→ Set task:
Repeat the records verbatim and leave the pictures out of your copy.

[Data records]
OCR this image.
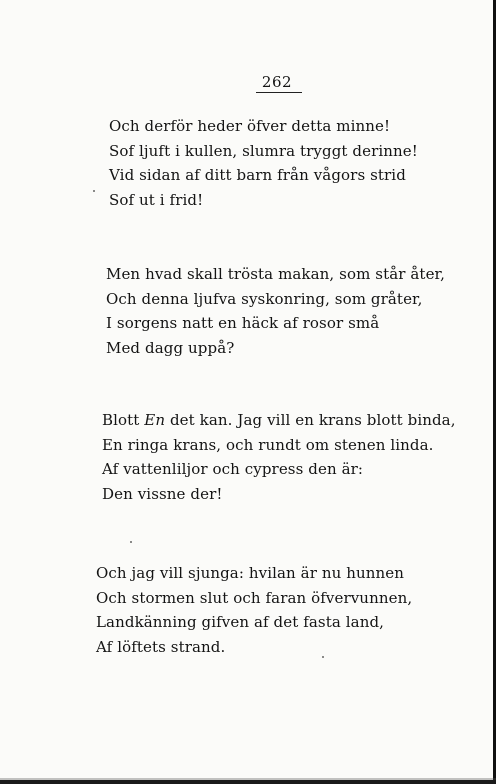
262
Och derför heder öfver detta minne!
Sof ljuft i kullen, slumra tryggt derinne!
Vid sidan af ditt barn från vågors strid
Sof ut i frid!
Men hvad skall trösta makan, som står åter,
Och denna ljufva syskonring, som gråter,
I sorgens natt en häck af rosor små
Med dagg uppå?
Blott En det kan. Jag vill en krans blott binda,
En ringa krans, och rundt om stenen linda.
Af vattenliljor och cypress den är:
Den vissne der!
Och jag vill sjunga: hvilan är nu hunnen
Och stormen slut och faran öfvervunnen,
Landkänning gifven af det fasta land,
Af löftets strand.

→ Response for this exercise:
OCR this image.
262
Och derför heder öfver detta minne!
Sof ljuft i kullen, slumra tryggt derinne!
Vid sidan af ditt barn från vågors strid
Sof ut i frid!
Men hvad skall trösta makan, som står åter,
Och denna ljufva syskonring, som gråter,
I sorgens natt en häck af rosor små
Med dagg uppå?
Blott En det kan. Jag vill en krans blott binda,
En ringa krans, och rundt om stenen linda.
Af vattenliljor och cypress den är:
Den vissne der!
Och jag vill sjunga: hvilan är nu hunnen
Och stormen slut och faran öfvervunnen,
Landkänning gifven af det fasta land,
Af löftets strand.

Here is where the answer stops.